→ Given exercise
Exactly as given, repeat all of the entries.

======== Supplied records

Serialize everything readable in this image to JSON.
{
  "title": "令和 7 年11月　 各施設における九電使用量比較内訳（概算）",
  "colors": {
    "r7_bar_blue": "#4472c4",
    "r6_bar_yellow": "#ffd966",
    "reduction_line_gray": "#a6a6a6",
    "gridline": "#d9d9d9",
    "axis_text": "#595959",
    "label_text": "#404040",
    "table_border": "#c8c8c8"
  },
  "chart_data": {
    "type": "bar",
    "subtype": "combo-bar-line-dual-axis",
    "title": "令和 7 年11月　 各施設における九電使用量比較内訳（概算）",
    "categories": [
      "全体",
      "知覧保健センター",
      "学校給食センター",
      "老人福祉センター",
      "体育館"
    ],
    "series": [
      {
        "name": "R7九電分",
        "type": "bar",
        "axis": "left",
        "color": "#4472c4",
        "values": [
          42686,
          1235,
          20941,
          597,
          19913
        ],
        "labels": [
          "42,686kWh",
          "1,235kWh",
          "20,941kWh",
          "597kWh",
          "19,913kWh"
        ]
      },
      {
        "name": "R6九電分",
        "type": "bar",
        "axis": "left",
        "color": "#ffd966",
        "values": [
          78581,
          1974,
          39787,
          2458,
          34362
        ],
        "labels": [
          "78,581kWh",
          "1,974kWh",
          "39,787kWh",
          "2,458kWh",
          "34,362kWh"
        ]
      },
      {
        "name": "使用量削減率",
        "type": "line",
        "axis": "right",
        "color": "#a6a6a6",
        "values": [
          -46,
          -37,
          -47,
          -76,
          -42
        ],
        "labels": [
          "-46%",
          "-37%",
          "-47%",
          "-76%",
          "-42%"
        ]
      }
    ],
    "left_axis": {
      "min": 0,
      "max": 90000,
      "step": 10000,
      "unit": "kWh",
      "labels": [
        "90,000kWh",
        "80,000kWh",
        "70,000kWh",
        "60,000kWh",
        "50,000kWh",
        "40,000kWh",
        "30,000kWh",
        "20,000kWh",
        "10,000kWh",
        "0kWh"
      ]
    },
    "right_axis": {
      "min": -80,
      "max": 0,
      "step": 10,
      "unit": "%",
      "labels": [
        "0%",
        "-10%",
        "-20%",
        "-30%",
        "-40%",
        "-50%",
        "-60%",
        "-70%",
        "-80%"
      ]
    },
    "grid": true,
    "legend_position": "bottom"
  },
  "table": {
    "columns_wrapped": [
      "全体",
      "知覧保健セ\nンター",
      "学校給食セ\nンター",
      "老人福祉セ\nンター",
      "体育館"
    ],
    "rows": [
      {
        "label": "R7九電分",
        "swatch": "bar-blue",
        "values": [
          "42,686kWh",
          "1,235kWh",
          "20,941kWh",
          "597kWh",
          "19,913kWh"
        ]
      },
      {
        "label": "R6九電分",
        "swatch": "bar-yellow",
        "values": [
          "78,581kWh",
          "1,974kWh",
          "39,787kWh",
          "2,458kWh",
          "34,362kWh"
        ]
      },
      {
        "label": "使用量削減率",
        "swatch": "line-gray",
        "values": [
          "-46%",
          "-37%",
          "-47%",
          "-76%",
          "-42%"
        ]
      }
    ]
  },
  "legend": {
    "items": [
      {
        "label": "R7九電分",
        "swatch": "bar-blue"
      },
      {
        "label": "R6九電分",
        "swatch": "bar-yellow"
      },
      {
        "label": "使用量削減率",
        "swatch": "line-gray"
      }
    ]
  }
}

================

→ Correct response
Serialize everything readable in this image to JSON.
{
  "title": "令和 7 年11月　 各施設における九電使用量比較内訳（概算）",
  "colors": {
    "r7_bar_blue": "#4472c4",
    "r6_bar_yellow": "#ffd966",
    "reduction_line_gray": "#a6a6a6",
    "gridline": "#d9d9d9",
    "axis_text": "#595959",
    "label_text": "#404040",
    "table_border": "#c8c8c8"
  },
  "chart_data": {
    "type": "bar",
    "subtype": "combo-bar-line-dual-axis",
    "title": "令和 7 年11月　 各施設における九電使用量比較内訳（概算）",
    "categories": [
      "全体",
      "知覧保健センター",
      "学校給食センター",
      "老人福祉センター",
      "体育館"
    ],
    "series": [
      {
        "name": "R7九電分",
        "type": "bar",
        "axis": "left",
        "color": "#4472c4",
        "values": [
          42686,
          1235,
          20941,
          597,
          19913
        ],
        "labels": [
          "42,686kWh",
          "1,235kWh",
          "20,941kWh",
          "597kWh",
          "19,913kWh"
        ]
      },
      {
        "name": "R6九電分",
        "type": "bar",
        "axis": "left",
        "color": "#ffd966",
        "values": [
          78581,
          1974,
          39787,
          2458,
          34362
        ],
        "labels": [
          "78,581kWh",
          "1,974kWh",
          "39,787kWh",
          "2,458kWh",
          "34,362kWh"
        ]
      },
      {
        "name": "使用量削減率",
        "type": "line",
        "axis": "right",
        "color": "#a6a6a6",
        "values": [
          -46,
          -37,
          -47,
          -76,
          -42
        ],
        "labels": [
          "-46%",
          "-37%",
          "-47%",
          "-76%",
          "-42%"
        ]
      }
    ],
    "left_axis": {
      "min": 0,
      "max": 90000,
      "step": 10000,
      "unit": "kWh",
      "labels": [
        "90,000kWh",
        "80,000kWh",
        "70,000kWh",
        "60,000kWh",
        "50,000kWh",
        "40,000kWh",
        "30,000kWh",
        "20,000kWh",
        "10,000kWh",
        "0kWh"
      ]
    },
    "right_axis": {
      "min": -80,
      "max": 0,
      "step": 10,
      "unit": "%",
      "labels": [
        "0%",
        "-10%",
        "-20%",
        "-30%",
        "-40%",
        "-50%",
        "-60%",
        "-70%",
        "-80%"
      ]
    },
    "grid": true,
    "legend_position": "bottom"
  },
  "table": {
    "columns_wrapped": [
      "全体",
      "知覧保健セ\nンター",
      "学校給食セ\nンター",
      "老人福祉セ\nンター",
      "体育館"
    ],
    "rows": [
      {
        "label": "R7九電分",
        "swatch": "bar-blue",
        "values": [
          "42,686kWh",
          "1,235kWh",
          "20,941kWh",
          "597kWh",
          "19,913kWh"
        ]
      },
      {
        "label": "R6九電分",
        "swatch": "bar-yellow",
        "values": [
          "78,581kWh",
          "1,974kWh",
          "39,787kWh",
          "2,458kWh",
          "34,362kWh"
        ]
      },
      {
        "label": "使用量削減率",
        "swatch": "line-gray",
        "values": [
          "-46%",
          "-37%",
          "-47%",
          "-76%",
          "-42%"
        ]
      }
    ]
  },
  "legend": {
    "items": [
      {
        "label": "R7九電分",
        "swatch": "bar-blue"
      },
      {
        "label": "R6九電分",
        "swatch": "bar-yellow"
      },
      {
        "label": "使用量削減率",
        "swatch": "line-gray"
      }
    ]
  }
}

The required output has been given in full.